→ **Source data**:
****************************************

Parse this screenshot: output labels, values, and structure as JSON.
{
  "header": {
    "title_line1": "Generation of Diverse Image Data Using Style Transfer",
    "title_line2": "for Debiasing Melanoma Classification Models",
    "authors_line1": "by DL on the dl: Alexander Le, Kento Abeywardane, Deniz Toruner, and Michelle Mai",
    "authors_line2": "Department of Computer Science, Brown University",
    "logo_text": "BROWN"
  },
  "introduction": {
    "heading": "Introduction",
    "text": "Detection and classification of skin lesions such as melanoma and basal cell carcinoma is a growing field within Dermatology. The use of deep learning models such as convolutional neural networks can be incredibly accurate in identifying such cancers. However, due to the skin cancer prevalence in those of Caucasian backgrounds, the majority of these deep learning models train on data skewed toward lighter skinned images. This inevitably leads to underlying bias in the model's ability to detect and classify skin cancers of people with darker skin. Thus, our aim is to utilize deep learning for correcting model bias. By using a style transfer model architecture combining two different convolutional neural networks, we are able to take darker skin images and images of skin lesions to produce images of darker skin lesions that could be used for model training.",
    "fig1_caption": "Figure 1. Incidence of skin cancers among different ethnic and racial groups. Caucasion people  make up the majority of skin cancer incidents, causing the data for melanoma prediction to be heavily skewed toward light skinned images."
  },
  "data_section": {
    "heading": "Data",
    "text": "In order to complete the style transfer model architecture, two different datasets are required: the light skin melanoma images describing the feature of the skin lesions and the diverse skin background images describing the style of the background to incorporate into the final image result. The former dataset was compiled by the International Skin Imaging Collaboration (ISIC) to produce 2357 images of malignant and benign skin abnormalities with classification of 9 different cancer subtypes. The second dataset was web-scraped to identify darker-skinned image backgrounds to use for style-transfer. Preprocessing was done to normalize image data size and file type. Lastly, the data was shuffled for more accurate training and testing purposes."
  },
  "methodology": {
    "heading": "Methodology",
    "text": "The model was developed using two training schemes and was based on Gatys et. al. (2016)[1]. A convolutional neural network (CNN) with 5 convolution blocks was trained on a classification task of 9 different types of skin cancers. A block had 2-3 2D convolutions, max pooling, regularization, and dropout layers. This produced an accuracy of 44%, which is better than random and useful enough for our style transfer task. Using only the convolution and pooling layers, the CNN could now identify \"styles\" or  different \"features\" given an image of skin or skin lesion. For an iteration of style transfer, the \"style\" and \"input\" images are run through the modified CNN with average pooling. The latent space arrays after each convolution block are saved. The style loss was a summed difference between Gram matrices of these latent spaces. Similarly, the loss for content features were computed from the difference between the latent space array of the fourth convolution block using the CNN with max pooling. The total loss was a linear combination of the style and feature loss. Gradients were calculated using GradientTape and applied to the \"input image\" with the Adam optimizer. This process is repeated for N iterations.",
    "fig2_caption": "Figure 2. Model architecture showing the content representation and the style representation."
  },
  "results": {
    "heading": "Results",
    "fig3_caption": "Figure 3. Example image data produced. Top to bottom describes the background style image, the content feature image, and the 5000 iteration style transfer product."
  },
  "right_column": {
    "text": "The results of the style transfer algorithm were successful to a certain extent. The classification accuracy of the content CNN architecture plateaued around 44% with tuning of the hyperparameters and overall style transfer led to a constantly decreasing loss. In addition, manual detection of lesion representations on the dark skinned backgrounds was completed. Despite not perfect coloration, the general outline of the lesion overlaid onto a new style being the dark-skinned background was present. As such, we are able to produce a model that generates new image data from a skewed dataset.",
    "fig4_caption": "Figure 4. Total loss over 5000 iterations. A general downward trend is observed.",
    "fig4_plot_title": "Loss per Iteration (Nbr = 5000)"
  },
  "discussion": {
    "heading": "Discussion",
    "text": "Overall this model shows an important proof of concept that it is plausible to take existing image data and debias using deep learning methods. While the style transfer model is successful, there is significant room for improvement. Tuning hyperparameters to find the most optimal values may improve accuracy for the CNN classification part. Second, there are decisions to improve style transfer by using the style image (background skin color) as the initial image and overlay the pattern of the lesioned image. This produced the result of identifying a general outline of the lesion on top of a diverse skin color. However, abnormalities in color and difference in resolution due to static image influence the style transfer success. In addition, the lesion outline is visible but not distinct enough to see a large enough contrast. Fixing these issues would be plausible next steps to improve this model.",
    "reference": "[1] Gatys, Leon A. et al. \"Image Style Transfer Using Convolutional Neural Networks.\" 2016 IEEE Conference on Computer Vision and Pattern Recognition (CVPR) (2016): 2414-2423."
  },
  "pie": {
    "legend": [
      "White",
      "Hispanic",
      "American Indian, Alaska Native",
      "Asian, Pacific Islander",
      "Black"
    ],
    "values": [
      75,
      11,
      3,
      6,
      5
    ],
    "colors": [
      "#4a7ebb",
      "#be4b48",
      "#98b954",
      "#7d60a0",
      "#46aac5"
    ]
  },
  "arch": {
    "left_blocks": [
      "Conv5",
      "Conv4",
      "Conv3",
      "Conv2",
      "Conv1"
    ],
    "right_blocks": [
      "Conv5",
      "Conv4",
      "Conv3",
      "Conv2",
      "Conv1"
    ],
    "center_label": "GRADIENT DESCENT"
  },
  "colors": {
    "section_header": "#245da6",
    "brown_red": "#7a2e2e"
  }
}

****************************************

→ **Task prompt**:
Transcribe the whole listing with nothing added or left out.

→ **Full response**:
Parse this screenshot: output labels, values, and structure as JSON.
{
  "header": {
    "title_line1": "Generation of Diverse Image Data Using Style Transfer",
    "title_line2": "for Debiasing Melanoma Classification Models",
    "authors_line1": "by DL on the dl: Alexander Le, Kento Abeywardane, Deniz Toruner, and Michelle Mai",
    "authors_line2": "Department of Computer Science, Brown University",
    "logo_text": "BROWN"
  },
  "introduction": {
    "heading": "Introduction",
    "text": "Detection and classification of skin lesions such as melanoma and basal cell carcinoma is a growing field within Dermatology. The use of deep learning models such as convolutional neural networks can be incredibly accurate in identifying such cancers. However, due to the skin cancer prevalence in those of Caucasian backgrounds, the majority of these deep learning models train on data skewed toward lighter skinned images. This inevitably leads to underlying bias in the model's ability to detect and classify skin cancers of people with darker skin. Thus, our aim is to utilize deep learning for correcting model bias. By using a style transfer model architecture combining two different convolutional neural networks, we are able to take darker skin images and images of skin lesions to produce images of darker skin lesions that could be used for model training.",
    "fig1_caption": "Figure 1. Incidence of skin cancers among different ethnic and racial groups. Caucasion people  make up the majority of skin cancer incidents, causing the data for melanoma prediction to be heavily skewed toward light skinned images."
  },
  "data_section": {
    "heading": "Data",
    "text": "In order to complete the style transfer model architecture, two different datasets are required: the light skin melanoma images describing the feature of the skin lesions and the diverse skin background images describing the style of the background to incorporate into the final image result. The former dataset was compiled by the International Skin Imaging Collaboration (ISIC) to produce 2357 images of malignant and benign skin abnormalities with classification of 9 different cancer subtypes. The second dataset was web-scraped to identify darker-skinned image backgrounds to use for style-transfer. Preprocessing was done to normalize image data size and file type. Lastly, the data was shuffled for more accurate training and testing purposes."
  },
  "methodology": {
    "heading": "Methodology",
    "text": "The model was developed using two training schemes and was based on Gatys et. al. (2016)[1]. A convolutional neural network (CNN) with 5 convolution blocks was trained on a classification task of 9 different types of skin cancers. A block had 2-3 2D convolutions, max pooling, regularization, and dropout layers. This produced an accuracy of 44%, which is better than random and useful enough for our style transfer task. Using only the convolution and pooling layers, the CNN could now identify \"styles\" or  different \"features\" given an image of skin or skin lesion. For an iteration of style transfer, the \"style\" and \"input\" images are run through the modified CNN with average pooling. The latent space arrays after each convolution block are saved. The style loss was a summed difference between Gram matrices of these latent spaces. Similarly, the loss for content features were computed from the difference between the latent space array of the fourth convolution block using the CNN with max pooling. The total loss was a linear combination of the style and feature loss. Gradients were calculated using GradientTape and applied to the \"input image\" with the Adam optimizer. This process is repeated for N iterations.",
    "fig2_caption": "Figure 2. Model architecture showing the content representation and the style representation."
  },
  "results": {
    "heading": "Results",
    "fig3_caption": "Figure 3. Example image data produced. Top to bottom describes the background style image, the content feature image, and the 5000 iteration style transfer product."
  },
  "right_column": {
    "text": "The results of the style transfer algorithm were successful to a certain extent. The classification accuracy of the content CNN architecture plateaued around 44% with tuning of the hyperparameters and overall style transfer led to a constantly decreasing loss. In addition, manual detection of lesion representations on the dark skinned backgrounds was completed. Despite not perfect coloration, the general outline of the lesion overlaid onto a new style being the dark-skinned background was present. As such, we are able to produce a model that generates new image data from a skewed dataset.",
    "fig4_caption": "Figure 4. Total loss over 5000 iterations. A general downward trend is observed.",
    "fig4_plot_title": "Loss per Iteration (Nbr = 5000)"
  },
  "discussion": {
    "heading": "Discussion",
    "text": "Overall this model shows an important proof of concept that it is plausible to take existing image data and debias using deep learning methods. While the style transfer model is successful, there is significant room for improvement. Tuning hyperparameters to find the most optimal values may improve accuracy for the CNN classification part. Second, there are decisions to improve style transfer by using the style image (background skin color) as the initial image and overlay the pattern of the lesioned image. This produced the result of identifying a general outline of the lesion on top of a diverse skin color. However, abnormalities in color and difference in resolution due to static image influence the style transfer success. In addition, the lesion outline is visible but not distinct enough to see a large enough contrast. Fixing these issues would be plausible next steps to improve this model.",
    "reference": "[1] Gatys, Leon A. et al. \"Image Style Transfer Using Convolutional Neural Networks.\" 2016 IEEE Conference on Computer Vision and Pattern Recognition (CVPR) (2016): 2414-2423."
  },
  "pie": {
    "legend": [
      "White",
      "Hispanic",
      "American Indian, Alaska Native",
      "Asian, Pacific Islander",
      "Black"
    ],
    "values": [
      75,
      11,
      3,
      6,
      5
    ],
    "colors": [
      "#4a7ebb",
      "#be4b48",
      "#98b954",
      "#7d60a0",
      "#46aac5"
    ]
  },
  "arch": {
    "left_blocks": [
      "Conv5",
      "Conv4",
      "Conv3",
      "Conv2",
      "Conv1"
    ],
    "right_blocks": [
      "Conv5",
      "Conv4",
      "Conv3",
      "Conv2",
      "Conv1"
    ],
    "center_label": "GRADIENT DESCENT"
  },
  "colors": {
    "section_header": "#245da6",
    "brown_red": "#7a2e2e"
  }
}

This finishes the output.